DATA SHOWN:
====

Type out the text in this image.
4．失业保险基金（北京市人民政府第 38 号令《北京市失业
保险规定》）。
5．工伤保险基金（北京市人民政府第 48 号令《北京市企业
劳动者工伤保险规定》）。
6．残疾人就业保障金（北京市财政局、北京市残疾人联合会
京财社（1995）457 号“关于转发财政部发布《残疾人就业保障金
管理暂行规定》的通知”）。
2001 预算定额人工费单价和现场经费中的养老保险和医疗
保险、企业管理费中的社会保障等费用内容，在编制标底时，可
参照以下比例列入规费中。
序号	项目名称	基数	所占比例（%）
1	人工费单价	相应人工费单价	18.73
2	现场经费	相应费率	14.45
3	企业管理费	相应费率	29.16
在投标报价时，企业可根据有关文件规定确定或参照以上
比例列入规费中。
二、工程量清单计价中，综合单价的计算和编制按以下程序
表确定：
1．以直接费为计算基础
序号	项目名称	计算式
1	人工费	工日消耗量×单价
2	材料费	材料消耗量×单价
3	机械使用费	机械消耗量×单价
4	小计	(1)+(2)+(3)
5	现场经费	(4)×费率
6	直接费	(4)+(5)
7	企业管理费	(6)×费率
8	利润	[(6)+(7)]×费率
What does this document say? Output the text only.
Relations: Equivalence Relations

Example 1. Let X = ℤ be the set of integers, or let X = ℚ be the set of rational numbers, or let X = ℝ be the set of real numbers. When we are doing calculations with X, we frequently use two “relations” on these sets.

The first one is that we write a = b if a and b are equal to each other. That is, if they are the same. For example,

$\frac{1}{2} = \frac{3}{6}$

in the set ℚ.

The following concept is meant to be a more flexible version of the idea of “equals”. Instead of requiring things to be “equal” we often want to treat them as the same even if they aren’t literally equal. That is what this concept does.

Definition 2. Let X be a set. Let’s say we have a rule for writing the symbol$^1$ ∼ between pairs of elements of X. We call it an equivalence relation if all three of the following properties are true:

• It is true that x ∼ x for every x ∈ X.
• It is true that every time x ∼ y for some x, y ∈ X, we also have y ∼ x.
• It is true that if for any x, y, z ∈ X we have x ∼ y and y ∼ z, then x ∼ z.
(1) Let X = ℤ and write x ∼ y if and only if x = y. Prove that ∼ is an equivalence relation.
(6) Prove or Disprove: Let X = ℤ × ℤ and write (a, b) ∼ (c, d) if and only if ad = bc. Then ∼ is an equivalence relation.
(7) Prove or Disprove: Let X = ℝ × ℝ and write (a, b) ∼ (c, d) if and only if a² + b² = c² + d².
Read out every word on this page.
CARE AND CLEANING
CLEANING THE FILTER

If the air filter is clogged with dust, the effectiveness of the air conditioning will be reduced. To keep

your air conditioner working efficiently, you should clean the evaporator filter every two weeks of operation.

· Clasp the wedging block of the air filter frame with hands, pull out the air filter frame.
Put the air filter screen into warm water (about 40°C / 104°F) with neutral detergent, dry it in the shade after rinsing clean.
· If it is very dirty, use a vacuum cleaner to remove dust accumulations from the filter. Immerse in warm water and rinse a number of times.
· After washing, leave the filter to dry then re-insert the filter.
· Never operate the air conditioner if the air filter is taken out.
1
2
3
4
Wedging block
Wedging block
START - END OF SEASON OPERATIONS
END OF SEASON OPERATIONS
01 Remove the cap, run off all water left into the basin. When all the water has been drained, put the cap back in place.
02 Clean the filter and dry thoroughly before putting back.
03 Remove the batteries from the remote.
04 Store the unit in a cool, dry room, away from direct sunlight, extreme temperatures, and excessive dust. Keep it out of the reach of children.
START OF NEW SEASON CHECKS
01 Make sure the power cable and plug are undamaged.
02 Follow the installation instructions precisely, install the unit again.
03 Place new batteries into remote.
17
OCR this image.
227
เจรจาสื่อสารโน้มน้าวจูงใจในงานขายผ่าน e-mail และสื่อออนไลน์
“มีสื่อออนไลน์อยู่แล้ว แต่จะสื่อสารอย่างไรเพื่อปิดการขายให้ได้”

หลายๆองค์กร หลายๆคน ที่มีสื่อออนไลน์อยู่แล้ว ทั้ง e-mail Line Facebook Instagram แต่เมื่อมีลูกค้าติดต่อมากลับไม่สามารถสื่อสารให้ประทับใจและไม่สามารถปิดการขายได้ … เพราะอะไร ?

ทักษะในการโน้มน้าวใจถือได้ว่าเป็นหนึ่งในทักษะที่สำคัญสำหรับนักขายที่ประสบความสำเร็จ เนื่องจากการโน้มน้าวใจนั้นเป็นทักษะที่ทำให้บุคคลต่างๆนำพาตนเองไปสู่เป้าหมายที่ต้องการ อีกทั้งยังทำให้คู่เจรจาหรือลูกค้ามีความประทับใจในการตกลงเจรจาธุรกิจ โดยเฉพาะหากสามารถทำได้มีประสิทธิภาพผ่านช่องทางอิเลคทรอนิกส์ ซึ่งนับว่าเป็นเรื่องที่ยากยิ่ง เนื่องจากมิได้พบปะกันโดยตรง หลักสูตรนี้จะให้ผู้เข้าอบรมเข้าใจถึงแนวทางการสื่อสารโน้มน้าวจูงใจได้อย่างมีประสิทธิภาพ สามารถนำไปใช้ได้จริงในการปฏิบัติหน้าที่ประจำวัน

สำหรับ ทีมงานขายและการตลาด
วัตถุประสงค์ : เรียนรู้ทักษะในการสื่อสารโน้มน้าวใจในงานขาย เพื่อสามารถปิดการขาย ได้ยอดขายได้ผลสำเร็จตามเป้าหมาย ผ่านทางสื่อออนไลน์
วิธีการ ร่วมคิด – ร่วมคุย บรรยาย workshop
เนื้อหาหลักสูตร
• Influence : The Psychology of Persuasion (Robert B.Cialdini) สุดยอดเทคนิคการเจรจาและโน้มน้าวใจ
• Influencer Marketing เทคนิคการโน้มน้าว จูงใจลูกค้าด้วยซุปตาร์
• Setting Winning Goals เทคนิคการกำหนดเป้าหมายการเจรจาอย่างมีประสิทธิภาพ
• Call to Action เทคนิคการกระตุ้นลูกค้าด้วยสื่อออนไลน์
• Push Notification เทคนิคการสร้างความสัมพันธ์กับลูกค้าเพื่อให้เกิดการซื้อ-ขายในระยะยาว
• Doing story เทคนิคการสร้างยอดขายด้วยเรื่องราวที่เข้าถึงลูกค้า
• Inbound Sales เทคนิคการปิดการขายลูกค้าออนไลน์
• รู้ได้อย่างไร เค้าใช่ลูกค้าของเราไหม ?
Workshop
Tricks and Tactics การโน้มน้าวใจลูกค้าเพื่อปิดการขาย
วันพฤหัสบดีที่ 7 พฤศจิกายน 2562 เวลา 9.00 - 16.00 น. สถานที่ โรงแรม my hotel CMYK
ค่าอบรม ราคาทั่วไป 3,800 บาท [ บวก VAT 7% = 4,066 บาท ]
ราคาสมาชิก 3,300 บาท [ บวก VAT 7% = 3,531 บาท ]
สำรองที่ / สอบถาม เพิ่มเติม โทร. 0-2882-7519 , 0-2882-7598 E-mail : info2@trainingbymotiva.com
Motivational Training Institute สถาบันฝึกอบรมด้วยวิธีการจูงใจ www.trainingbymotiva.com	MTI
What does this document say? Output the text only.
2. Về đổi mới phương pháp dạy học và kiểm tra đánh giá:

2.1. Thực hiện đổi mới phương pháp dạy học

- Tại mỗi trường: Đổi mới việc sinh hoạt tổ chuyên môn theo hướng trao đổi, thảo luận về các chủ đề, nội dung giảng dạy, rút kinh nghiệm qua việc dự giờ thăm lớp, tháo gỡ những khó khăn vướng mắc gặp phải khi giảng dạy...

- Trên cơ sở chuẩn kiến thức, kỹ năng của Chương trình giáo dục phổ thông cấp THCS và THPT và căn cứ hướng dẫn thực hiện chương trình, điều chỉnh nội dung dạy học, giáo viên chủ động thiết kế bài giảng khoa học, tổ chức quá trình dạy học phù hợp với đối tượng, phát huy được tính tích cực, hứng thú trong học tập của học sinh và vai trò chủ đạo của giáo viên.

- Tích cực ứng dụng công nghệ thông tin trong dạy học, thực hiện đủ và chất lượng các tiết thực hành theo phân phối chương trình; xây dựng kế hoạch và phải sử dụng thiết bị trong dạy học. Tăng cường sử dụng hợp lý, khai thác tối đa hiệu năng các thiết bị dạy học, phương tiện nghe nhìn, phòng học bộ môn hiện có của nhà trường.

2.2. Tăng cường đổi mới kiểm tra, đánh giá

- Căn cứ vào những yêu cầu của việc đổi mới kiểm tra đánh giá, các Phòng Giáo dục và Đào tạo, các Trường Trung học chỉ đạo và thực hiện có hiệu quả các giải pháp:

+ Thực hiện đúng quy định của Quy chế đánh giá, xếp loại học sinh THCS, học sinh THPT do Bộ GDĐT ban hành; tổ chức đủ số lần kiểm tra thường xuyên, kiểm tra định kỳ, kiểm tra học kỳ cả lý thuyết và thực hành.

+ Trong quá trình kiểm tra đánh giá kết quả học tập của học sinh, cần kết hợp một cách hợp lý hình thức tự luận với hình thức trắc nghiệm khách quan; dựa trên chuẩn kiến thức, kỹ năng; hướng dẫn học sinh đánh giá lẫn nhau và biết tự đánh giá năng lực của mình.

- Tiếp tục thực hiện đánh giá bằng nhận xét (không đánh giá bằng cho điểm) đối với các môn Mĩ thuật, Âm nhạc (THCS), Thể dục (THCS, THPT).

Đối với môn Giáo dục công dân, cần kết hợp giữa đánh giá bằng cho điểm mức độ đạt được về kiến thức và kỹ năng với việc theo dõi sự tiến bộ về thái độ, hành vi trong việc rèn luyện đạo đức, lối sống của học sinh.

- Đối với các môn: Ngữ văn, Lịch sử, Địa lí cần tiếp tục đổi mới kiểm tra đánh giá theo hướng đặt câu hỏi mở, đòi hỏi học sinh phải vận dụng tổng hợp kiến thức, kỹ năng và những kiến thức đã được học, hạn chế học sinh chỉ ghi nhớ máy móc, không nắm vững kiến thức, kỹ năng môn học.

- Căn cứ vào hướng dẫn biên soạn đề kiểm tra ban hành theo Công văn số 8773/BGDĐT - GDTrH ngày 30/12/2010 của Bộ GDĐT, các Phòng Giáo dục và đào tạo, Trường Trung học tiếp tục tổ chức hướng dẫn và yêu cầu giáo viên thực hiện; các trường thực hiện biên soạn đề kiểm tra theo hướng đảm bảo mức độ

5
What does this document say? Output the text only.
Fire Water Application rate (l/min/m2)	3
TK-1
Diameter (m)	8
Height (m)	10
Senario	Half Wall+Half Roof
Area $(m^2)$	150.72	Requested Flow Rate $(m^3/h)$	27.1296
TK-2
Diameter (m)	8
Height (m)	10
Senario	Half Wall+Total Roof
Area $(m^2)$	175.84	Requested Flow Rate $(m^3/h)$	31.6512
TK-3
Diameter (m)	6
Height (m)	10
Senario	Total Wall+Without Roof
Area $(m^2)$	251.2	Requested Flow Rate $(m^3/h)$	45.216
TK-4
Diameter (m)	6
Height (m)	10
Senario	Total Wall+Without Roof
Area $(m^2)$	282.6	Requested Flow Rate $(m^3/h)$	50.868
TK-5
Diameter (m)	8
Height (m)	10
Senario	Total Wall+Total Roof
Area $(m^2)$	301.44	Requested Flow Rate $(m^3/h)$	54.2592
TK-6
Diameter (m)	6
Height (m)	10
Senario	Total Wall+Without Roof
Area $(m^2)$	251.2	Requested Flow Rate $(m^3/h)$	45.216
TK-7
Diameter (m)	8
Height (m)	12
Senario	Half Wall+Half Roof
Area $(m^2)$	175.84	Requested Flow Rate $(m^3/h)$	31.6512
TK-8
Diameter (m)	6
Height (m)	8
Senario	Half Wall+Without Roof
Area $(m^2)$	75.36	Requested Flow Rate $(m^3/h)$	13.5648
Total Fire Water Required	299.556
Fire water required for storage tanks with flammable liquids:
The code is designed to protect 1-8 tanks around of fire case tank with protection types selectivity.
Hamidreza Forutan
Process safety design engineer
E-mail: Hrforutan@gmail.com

====

STATED PROBLEM: Find the string "viên" in the records, then copy each line where it occurs.

ANSWER IN FULL:
- Trên cơ sở chuẩn kiến thức, kỹ năng của Chương trình giáo dục phổ thông cấp THCS và THPT và căn cứ hướng dẫn thực hiện chương trình, điều chỉnh nội dung dạy học, giáo viên chủ động thiết kế bài giảng khoa học, tổ chức quá trình dạy học phù hợp với đối tượng, phát huy được tính tích cực, hứng thú trong học tập của học sinh và vai trò chủ đạo của giáo viên.
- Căn cứ vào hướng dẫn biên soạn đề kiểm tra ban hành theo Công văn số 8773/BGDĐT - GDTrH ngày 30/12/2010 của Bộ GDĐT, các Phòng Giáo dục và đào tạo, Trường Trung học tiếp tục tổ chức hướng dẫn và yêu cầu giáo viên thực hiện; các trường thực hiện biên soạn đề kiểm tra theo hướng đảm bảo mức độ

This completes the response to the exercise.